EXERCISE INSTRUCTIONS
Please pull out the data lines word for word, starting at the line that has "x-axis-label: Theoretical Quantiles bbox=[330, 1401, 545, 1426]" and stopping after the line that has "x-tick-label: −1.0 bbox=[207, 662, 249, 686]".

— start DATASET —

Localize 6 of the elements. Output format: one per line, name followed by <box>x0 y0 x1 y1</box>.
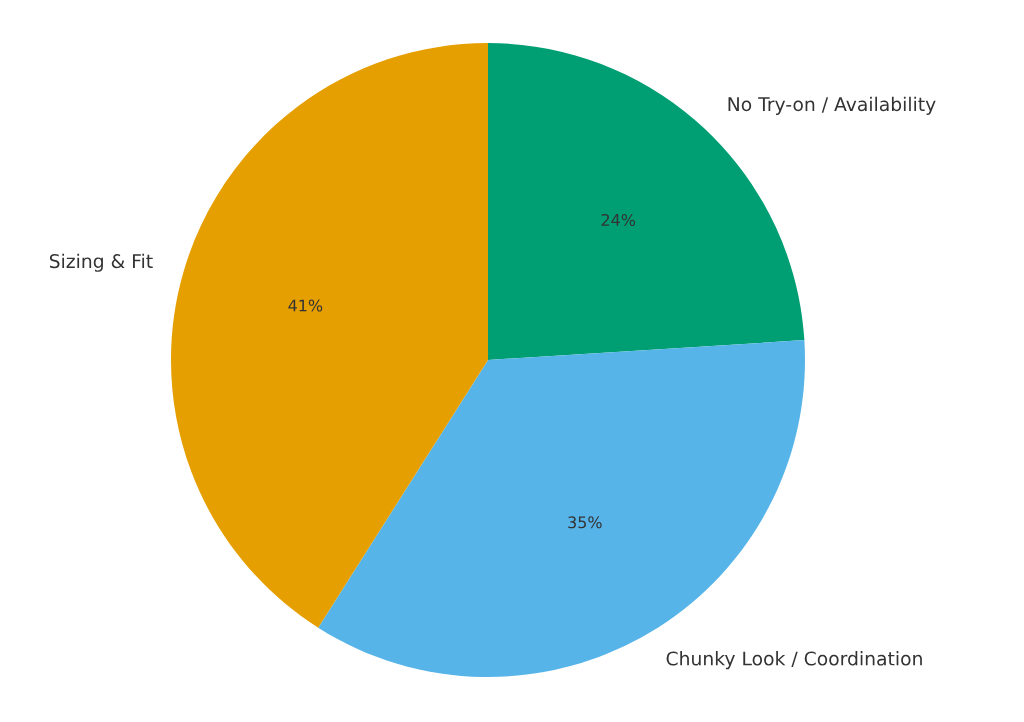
slice-label: Chunky Look / Coordination <box>666 651 922 670</box>
slice-label: No Try-on / Availability <box>728 96 936 115</box>
data-label: 41% <box>288 299 323 312</box>
data-label: 24% <box>601 213 636 226</box>
slice-label: Sizing & Fit <box>49 253 153 272</box>
data-label: 35% <box>568 516 602 529</box>
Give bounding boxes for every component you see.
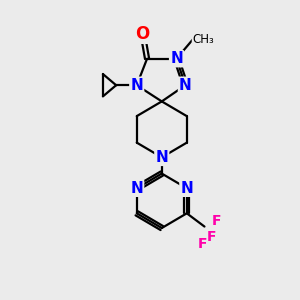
Text: N: N [130, 181, 143, 196]
Text: F: F [207, 230, 217, 244]
Text: O: O [136, 25, 150, 43]
Text: N: N [179, 78, 192, 93]
Text: F: F [197, 237, 207, 251]
Text: CH₃: CH₃ [193, 33, 214, 46]
Text: N: N [170, 51, 183, 66]
Text: N: N [155, 150, 168, 165]
Text: N: N [180, 181, 193, 196]
Text: N: N [130, 78, 143, 93]
Text: F: F [212, 214, 222, 228]
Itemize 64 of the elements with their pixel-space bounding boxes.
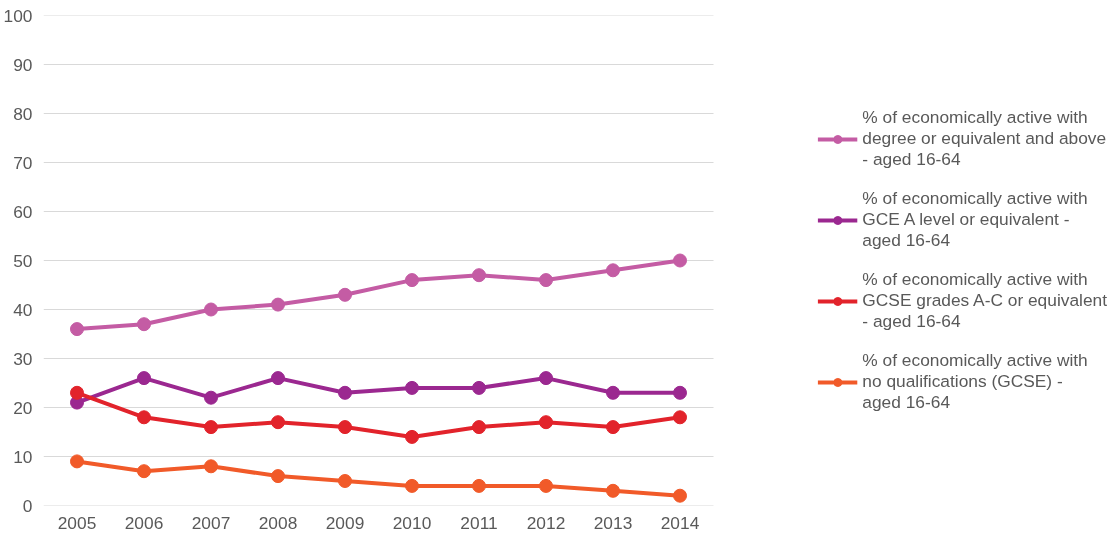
point: [539, 478, 553, 493]
point: [137, 464, 151, 479]
point: [472, 478, 486, 493]
y-tick-label: 0: [22, 495, 33, 516]
point: [539, 273, 553, 288]
point: [472, 420, 486, 435]
x-tick-label: 2010: [392, 512, 432, 533]
legend-label: % of economically active with GCSE grades A-C or equivalent - aged 16-64: [862, 269, 1107, 332]
x-tick-label: 2012: [526, 512, 566, 533]
point: [673, 410, 687, 425]
y-tick-label: 80: [13, 103, 33, 124]
x-tick-label: 2013: [593, 512, 633, 533]
y-tick-label: 20: [13, 397, 33, 418]
point: [606, 263, 620, 278]
point: [204, 302, 218, 317]
point: [70, 454, 84, 469]
y-tick-label: 50: [13, 250, 33, 271]
y-tick-label: 90: [13, 54, 33, 75]
x-tick-label: 2008: [258, 512, 298, 533]
point: [338, 420, 352, 435]
y-tick-label: 30: [13, 348, 33, 369]
x-tick-label: 2005: [57, 512, 97, 533]
point: [137, 371, 151, 386]
point: [405, 478, 419, 493]
y-tick-label: 40: [13, 299, 33, 320]
point: [606, 385, 620, 400]
y-tick-label: 60: [13, 201, 33, 222]
legend-label: % of economically active with no qualifications (GCSE) - aged 16-64: [862, 350, 1088, 413]
point: [271, 469, 285, 484]
point: [606, 483, 620, 498]
x-tick-label: 2014: [660, 512, 700, 533]
point: [673, 253, 687, 268]
point: [70, 385, 84, 400]
x-tick-label: 2007: [191, 512, 231, 533]
point: [338, 287, 352, 302]
point: [338, 385, 352, 400]
point: [338, 474, 352, 488]
point: [405, 429, 419, 444]
y-tick-label: 10: [13, 446, 33, 467]
point: [539, 371, 553, 386]
legend-label: % of economically active with degree or equivalent and above - aged 16-64: [862, 107, 1107, 170]
point: [405, 380, 419, 395]
y-tick-label: 100: [3, 5, 33, 26]
x-tick-label: 2011: [460, 512, 498, 533]
point: [606, 420, 620, 435]
point: [539, 415, 553, 430]
legend-label: % of economically active with GCE A level or equivalent - aged 16-64: [862, 188, 1088, 251]
point: [70, 322, 84, 337]
point: [405, 273, 419, 288]
x-tick-label: 2006: [124, 512, 164, 533]
point: [204, 390, 218, 405]
point: [472, 268, 486, 283]
point: [673, 385, 687, 400]
point: [673, 488, 687, 503]
point: [271, 371, 285, 386]
point: [472, 380, 486, 395]
point: [137, 317, 151, 332]
point: [271, 297, 285, 312]
point: [204, 459, 218, 474]
point: [204, 420, 218, 435]
x-tick-label: 2009: [325, 512, 365, 533]
point: [271, 415, 285, 430]
y-tick-label: 70: [13, 152, 33, 173]
point: [137, 410, 151, 425]
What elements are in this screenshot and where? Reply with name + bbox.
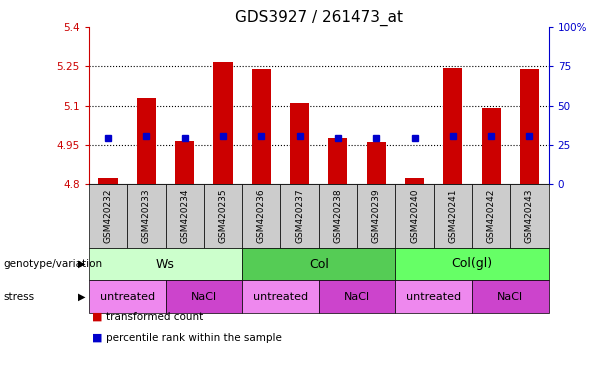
- Text: NaCl: NaCl: [344, 291, 370, 302]
- Text: genotype/variation: genotype/variation: [3, 259, 102, 269]
- Bar: [329, 138, 348, 184]
- Text: ■: ■: [92, 312, 102, 322]
- Text: untreated: untreated: [100, 291, 154, 302]
- Bar: [482, 108, 501, 184]
- Text: GSM420234: GSM420234: [180, 189, 189, 243]
- Text: GSM420236: GSM420236: [257, 189, 266, 243]
- Text: stress: stress: [3, 291, 34, 302]
- Bar: [99, 178, 118, 184]
- Bar: [290, 103, 309, 184]
- Text: Col(gl): Col(gl): [451, 258, 493, 270]
- Bar: [443, 68, 462, 184]
- Text: Ws: Ws: [156, 258, 175, 270]
- Text: ■: ■: [92, 333, 102, 343]
- Text: NaCl: NaCl: [497, 291, 524, 302]
- Text: ▶: ▶: [78, 291, 85, 302]
- Text: transformed count: transformed count: [106, 312, 204, 322]
- Text: percentile rank within the sample: percentile rank within the sample: [106, 333, 282, 343]
- Bar: [252, 69, 271, 184]
- Text: GSM420241: GSM420241: [448, 189, 457, 243]
- Text: GSM420233: GSM420233: [142, 189, 151, 243]
- Text: untreated: untreated: [253, 291, 308, 302]
- Bar: [137, 98, 156, 184]
- Text: NaCl: NaCl: [191, 291, 217, 302]
- Bar: [175, 141, 194, 184]
- Text: GSM420235: GSM420235: [218, 189, 227, 243]
- Text: Col: Col: [309, 258, 329, 270]
- Bar: [213, 62, 232, 184]
- Text: GSM420243: GSM420243: [525, 189, 534, 243]
- Bar: [520, 69, 539, 184]
- Bar: [405, 178, 424, 184]
- Text: GSM420232: GSM420232: [104, 189, 113, 243]
- Text: GSM420242: GSM420242: [487, 189, 496, 243]
- Bar: [367, 142, 386, 184]
- Text: ▶: ▶: [78, 259, 85, 269]
- Text: GSM420240: GSM420240: [410, 189, 419, 243]
- Text: GSM420238: GSM420238: [333, 189, 343, 243]
- Text: untreated: untreated: [406, 291, 461, 302]
- Title: GDS3927 / 261473_at: GDS3927 / 261473_at: [235, 9, 403, 25]
- Text: GSM420237: GSM420237: [295, 189, 304, 243]
- Text: GSM420239: GSM420239: [371, 189, 381, 243]
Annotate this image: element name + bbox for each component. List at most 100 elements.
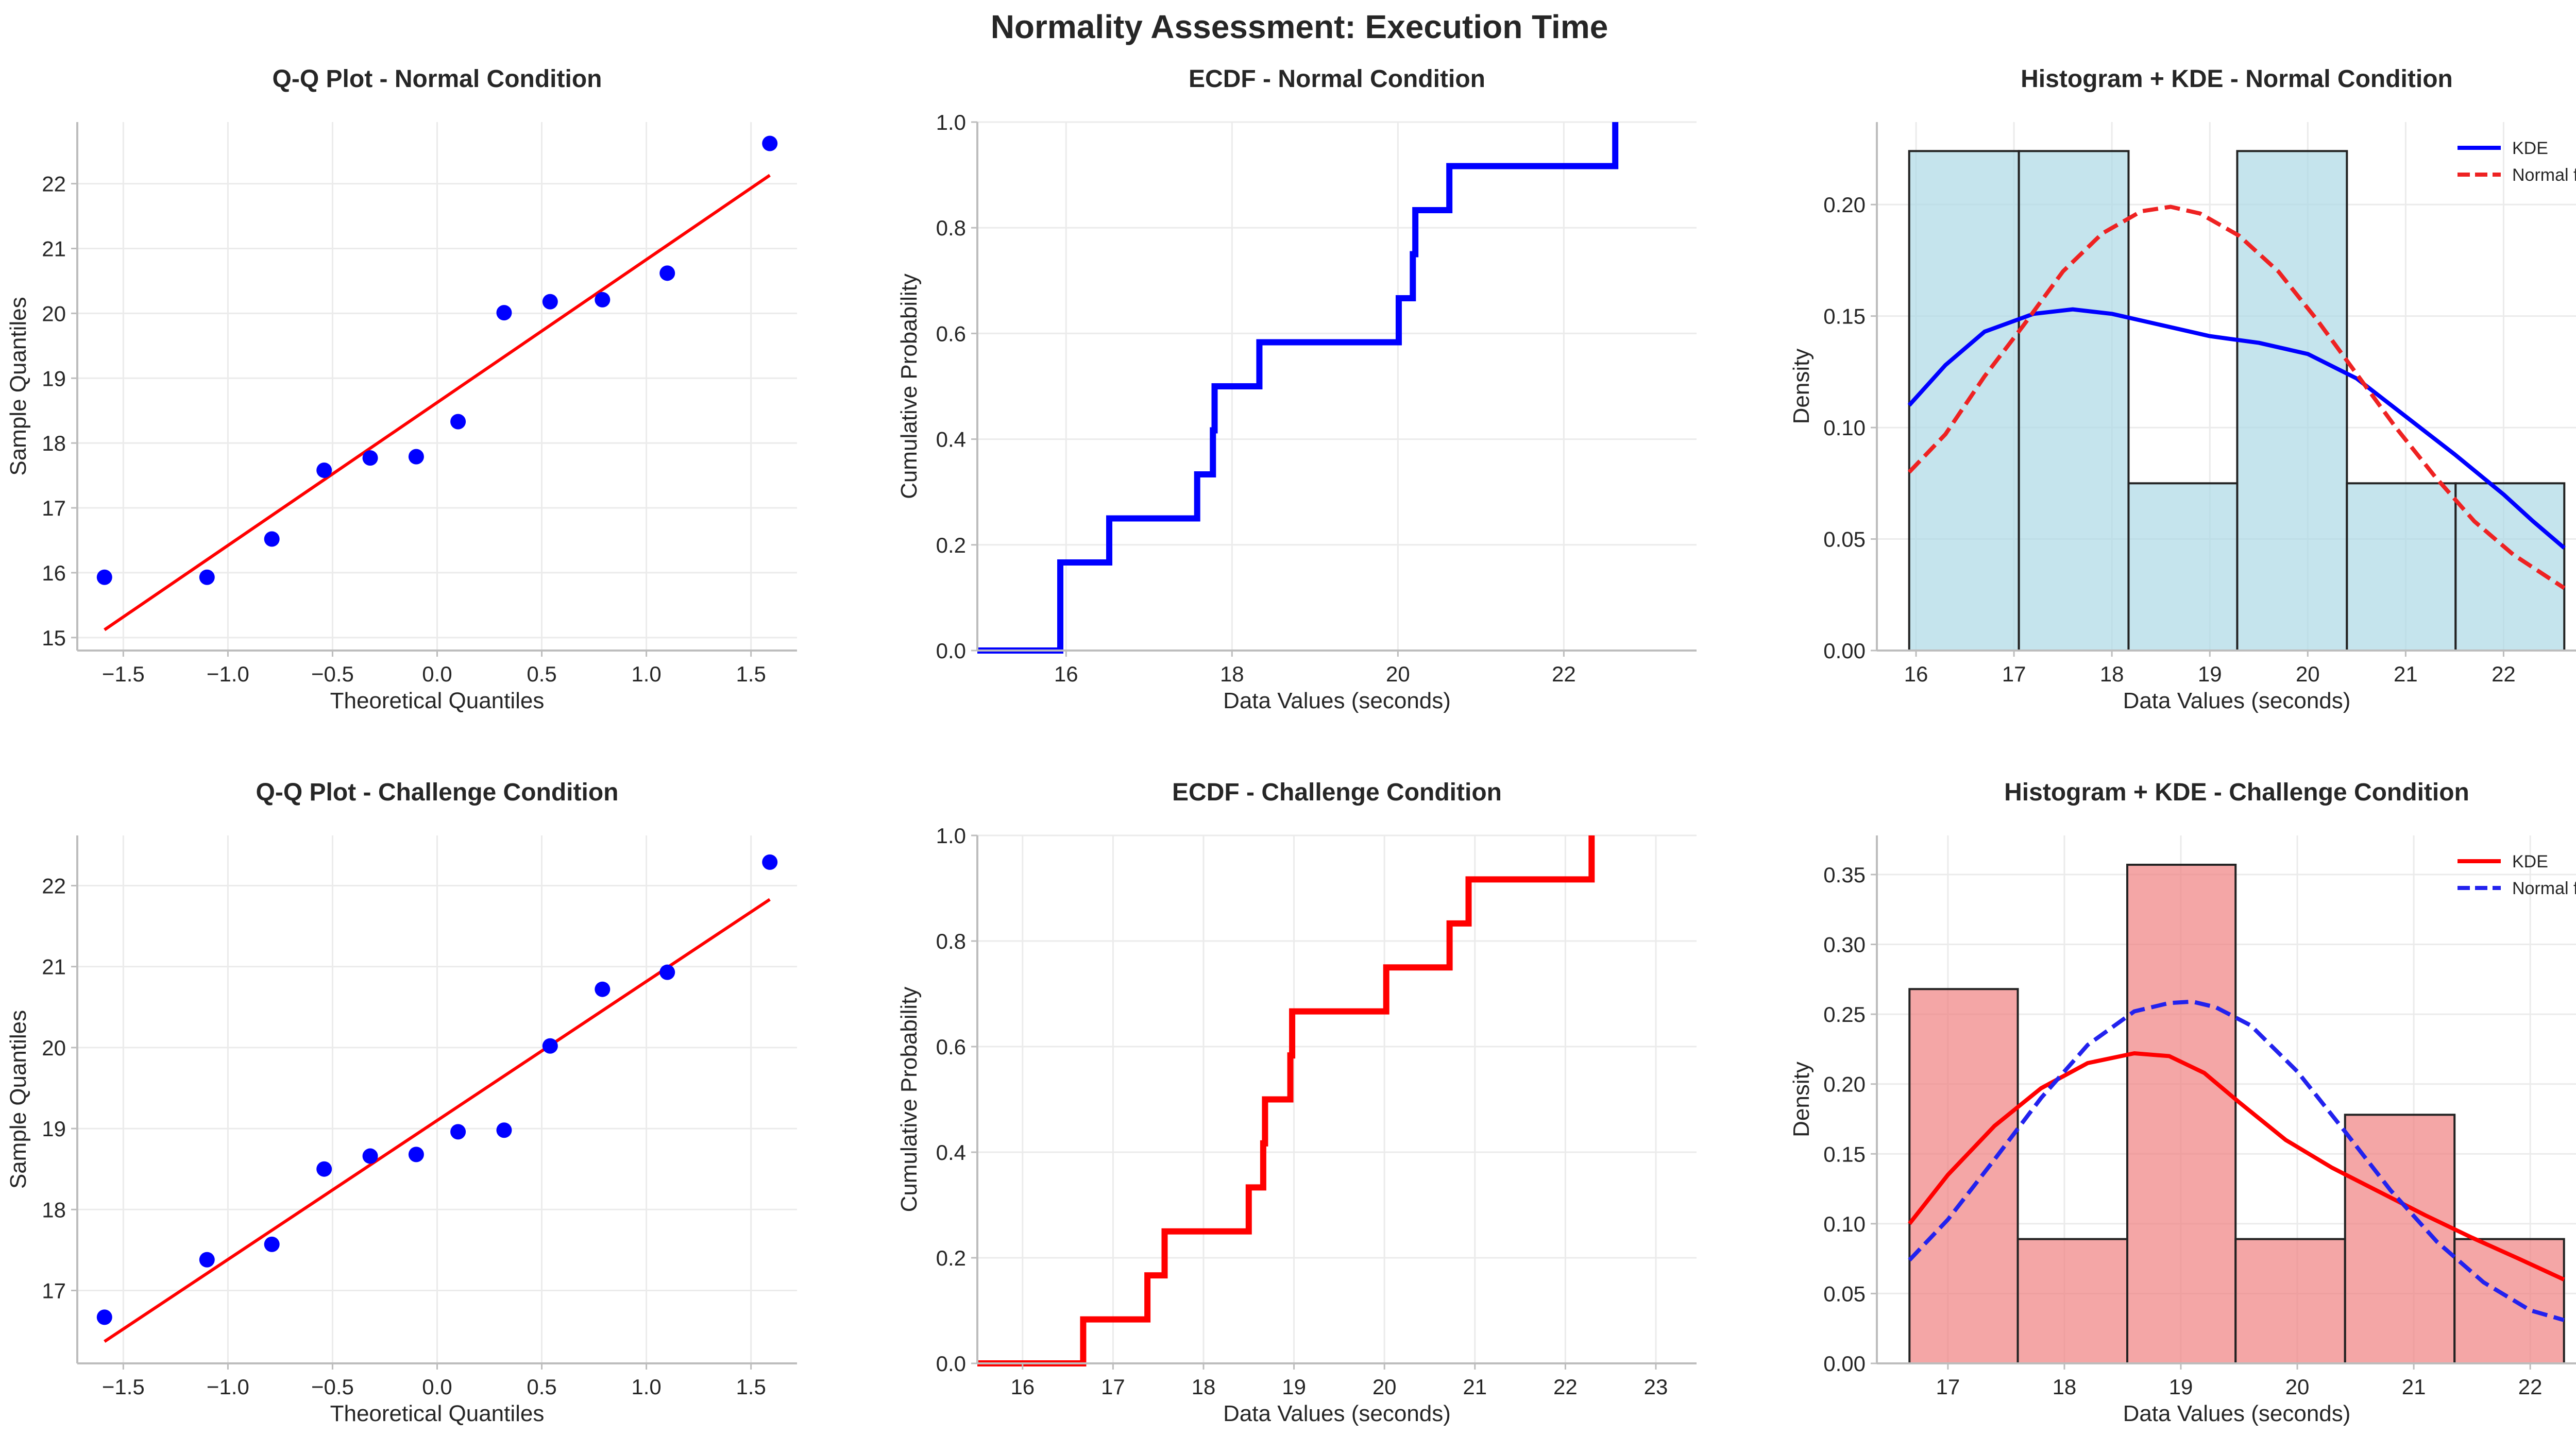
x-axis-label: Theoretical Quantiles bbox=[330, 1401, 545, 1426]
x-tick-label: 17 bbox=[2002, 662, 2026, 686]
y-tick-label: 16 bbox=[42, 561, 66, 585]
panel-title: Histogram + KDE - Challenge Condition bbox=[2004, 779, 2469, 806]
y-tick-label: 0.15 bbox=[1823, 1142, 1866, 1166]
x-tick-label: −1.0 bbox=[207, 662, 249, 686]
panel-title: Q-Q Plot - Challenge Condition bbox=[256, 779, 619, 806]
y-tick-label: 0.30 bbox=[1823, 933, 1866, 957]
x-axis-label: Data Values (seconds) bbox=[2123, 688, 2351, 713]
y-tick-label: 0.0 bbox=[936, 1352, 966, 1376]
y-tick-label: 0.20 bbox=[1823, 1072, 1866, 1097]
qq-point bbox=[408, 1147, 424, 1163]
qq-point bbox=[659, 265, 675, 281]
x-tick-label: 1.5 bbox=[736, 1375, 766, 1399]
y-tick-label: 0.2 bbox=[936, 1246, 966, 1270]
x-tick-label: 0.5 bbox=[527, 662, 556, 686]
x-tick-label: −1.5 bbox=[102, 662, 145, 686]
ecdf-step-line bbox=[977, 122, 1619, 654]
x-tick-label: 18 bbox=[1220, 662, 1244, 686]
qq-point bbox=[96, 569, 112, 585]
histogram-bar bbox=[1908, 988, 2019, 1364]
qq-point bbox=[408, 449, 424, 465]
x-tick-label: 0.0 bbox=[422, 1375, 452, 1399]
y-tick-label: 20 bbox=[42, 1036, 66, 1060]
y-tick-label: 0.8 bbox=[936, 216, 966, 240]
qq-point bbox=[264, 531, 280, 547]
y-axis-label: Density bbox=[1789, 349, 1814, 424]
x-tick-label: 21 bbox=[1463, 1375, 1487, 1399]
x-axis-label: Theoretical Quantiles bbox=[330, 688, 545, 713]
y-tick-label: 0.15 bbox=[1823, 304, 1866, 329]
x-tick-label: 23 bbox=[1644, 1375, 1668, 1399]
y-tick-label: 0.00 bbox=[1823, 639, 1866, 663]
y-tick-label: 21 bbox=[42, 236, 66, 261]
x-tick-label: 22 bbox=[1552, 662, 1576, 686]
x-axis-label: Data Values (seconds) bbox=[1223, 1401, 1451, 1426]
ecdf-step-line bbox=[977, 835, 1595, 1366]
y-axis-label: Cumulative Probability bbox=[896, 987, 922, 1212]
x-axis-label: Data Values (seconds) bbox=[2123, 1401, 2351, 1426]
y-tick-label: 19 bbox=[42, 1117, 66, 1141]
qq-point bbox=[542, 294, 558, 310]
legend-label: Normal fit bbox=[2512, 165, 2576, 185]
histogram-bar bbox=[2016, 1238, 2129, 1365]
x-tick-label: 20 bbox=[2285, 1375, 2310, 1399]
y-tick-label: 0.10 bbox=[1823, 1212, 1866, 1236]
y-tick-label: 0.0 bbox=[936, 639, 966, 663]
x-tick-label: 19 bbox=[1282, 1375, 1306, 1399]
panel-title: Histogram + KDE - Normal Condition bbox=[2021, 65, 2453, 93]
y-tick-label: 15 bbox=[42, 626, 66, 650]
histogram-bar bbox=[2346, 482, 2457, 652]
x-tick-label: 16 bbox=[1054, 662, 1078, 686]
legend-label: KDE bbox=[2512, 852, 2548, 871]
figure-title: Normality Assessment: Execution Time bbox=[991, 8, 1608, 45]
y-tick-label: 0.6 bbox=[936, 321, 966, 346]
normal-fit-curve bbox=[1907, 204, 2566, 590]
y-tick-label: 0.25 bbox=[1823, 1002, 1866, 1027]
x-tick-label: 19 bbox=[2198, 662, 2222, 686]
x-tick-label: 18 bbox=[2053, 1375, 2077, 1399]
x-tick-label: 16 bbox=[1904, 662, 1928, 686]
x-tick-label: 21 bbox=[2394, 662, 2418, 686]
x-tick-label: 18 bbox=[2100, 662, 2124, 686]
x-tick-label: 0.0 bbox=[422, 662, 452, 686]
x-tick-label: 21 bbox=[2402, 1375, 2426, 1399]
qq-point bbox=[496, 1122, 512, 1138]
qq-point bbox=[595, 981, 611, 997]
histogram-bar bbox=[2236, 150, 2348, 652]
x-tick-label: 1.0 bbox=[631, 662, 661, 686]
panel-title: Q-Q Plot - Normal Condition bbox=[273, 65, 602, 93]
histogram-bar bbox=[2126, 863, 2237, 1364]
qq-point bbox=[362, 450, 378, 466]
x-tick-label: 20 bbox=[1372, 1375, 1397, 1399]
histogram-bar bbox=[2127, 482, 2239, 652]
y-tick-label: 0.4 bbox=[936, 428, 966, 452]
qq-point bbox=[450, 1124, 466, 1140]
y-tick-label: 0.4 bbox=[936, 1140, 966, 1165]
panel-qq_challenge: −1.5 −1.0 −0.5 0.0 0.5 1.0 1.5 17 18 19 20 21 22 Q-Q … bbox=[6, 779, 797, 1426]
y-tick-label: 1.0 bbox=[936, 110, 966, 134]
qq-point bbox=[659, 964, 675, 980]
y-tick-label: 20 bbox=[42, 301, 66, 326]
normal-fit-curve bbox=[1908, 999, 2565, 1322]
qq-point bbox=[496, 305, 512, 321]
x-tick-label: 17 bbox=[1101, 1375, 1125, 1399]
y-tick-label: 0.05 bbox=[1823, 1281, 1866, 1306]
y-tick-label: 0.20 bbox=[1823, 193, 1866, 217]
x-tick-label: 1.0 bbox=[631, 1375, 661, 1399]
y-tick-label: 19 bbox=[42, 366, 66, 390]
qq-point bbox=[595, 292, 611, 307]
qq-point bbox=[316, 1161, 332, 1177]
histogram-bar bbox=[2453, 1238, 2565, 1365]
qq-point bbox=[199, 569, 215, 585]
panel-title: ECDF - Normal Condition bbox=[1189, 65, 1485, 93]
y-tick-label: 17 bbox=[42, 496, 66, 520]
panel-ecdf_normal: 16 18 20 22 0.0 0.2 0.4 0.6 0.8 1.0 ECDF - Normal … bbox=[896, 65, 1697, 713]
panel-ecdf_challenge: 16 17 18 19 20 21 22 23 0.0 0.2 0.4 0.6 0.8 1.0 ECDF -… bbox=[896, 779, 1697, 1426]
x-tick-label: −1.0 bbox=[207, 1375, 249, 1399]
panel-title: ECDF - Challenge Condition bbox=[1172, 779, 1502, 806]
histogram-bar bbox=[1908, 150, 2020, 652]
y-axis-label: Cumulative Probability bbox=[896, 273, 922, 499]
y-tick-label: 18 bbox=[42, 1198, 66, 1222]
histogram-bar bbox=[2234, 1238, 2346, 1365]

— end DATASET —

WRITTEN RESPONSE
x-axis-label: Theoretical Quantiles bbox=[330, 1401, 545, 1426]
x-tick-label: 17 bbox=[2002, 662, 2026, 686]
y-tick-label: 16 bbox=[42, 561, 66, 585]
panel-title: Histogram + KDE - Challenge Condition bbox=[2004, 779, 2469, 806]
y-tick-label: 0.15 bbox=[1823, 1142, 1866, 1166]
x-tick-label: −1.0 bbox=[207, 662, 249, 686]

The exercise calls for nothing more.